To do: From the listing below, pull out the lines that hold "大量混血种人的社会".

Provided information:

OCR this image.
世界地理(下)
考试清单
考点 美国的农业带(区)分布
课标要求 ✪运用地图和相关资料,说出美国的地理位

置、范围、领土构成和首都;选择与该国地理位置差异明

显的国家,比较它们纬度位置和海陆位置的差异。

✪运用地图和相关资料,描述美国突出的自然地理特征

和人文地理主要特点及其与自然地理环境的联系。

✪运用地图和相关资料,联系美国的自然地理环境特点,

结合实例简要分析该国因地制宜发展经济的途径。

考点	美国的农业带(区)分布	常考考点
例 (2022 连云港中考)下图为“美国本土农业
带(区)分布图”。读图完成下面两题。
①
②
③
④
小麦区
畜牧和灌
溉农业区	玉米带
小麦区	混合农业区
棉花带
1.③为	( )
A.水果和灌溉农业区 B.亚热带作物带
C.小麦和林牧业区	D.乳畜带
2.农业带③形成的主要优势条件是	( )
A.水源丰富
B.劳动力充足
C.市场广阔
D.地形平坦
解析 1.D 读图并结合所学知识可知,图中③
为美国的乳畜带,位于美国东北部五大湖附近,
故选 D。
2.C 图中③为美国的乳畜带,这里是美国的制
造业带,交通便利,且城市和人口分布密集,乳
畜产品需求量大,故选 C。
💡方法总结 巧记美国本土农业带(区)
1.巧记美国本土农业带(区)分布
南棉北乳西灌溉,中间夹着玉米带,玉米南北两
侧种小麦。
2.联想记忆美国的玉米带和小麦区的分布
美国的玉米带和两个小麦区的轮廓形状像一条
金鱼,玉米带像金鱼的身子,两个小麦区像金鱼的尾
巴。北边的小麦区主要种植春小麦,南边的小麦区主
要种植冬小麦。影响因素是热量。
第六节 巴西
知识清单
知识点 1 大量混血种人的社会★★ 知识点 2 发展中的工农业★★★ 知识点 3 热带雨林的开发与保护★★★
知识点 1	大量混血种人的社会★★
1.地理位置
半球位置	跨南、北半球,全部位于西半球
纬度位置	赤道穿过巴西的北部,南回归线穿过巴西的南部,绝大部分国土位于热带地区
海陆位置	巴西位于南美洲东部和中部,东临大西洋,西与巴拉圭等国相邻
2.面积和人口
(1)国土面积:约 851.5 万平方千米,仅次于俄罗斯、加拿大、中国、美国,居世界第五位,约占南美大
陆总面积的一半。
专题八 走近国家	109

Output:
知识点 1 大量混血种人的社会★★ 知识点 2 发展中的工农业★★★ 知识点 3 热带雨林的开发与保护★★★
知识点 1	大量混血种人的社会★★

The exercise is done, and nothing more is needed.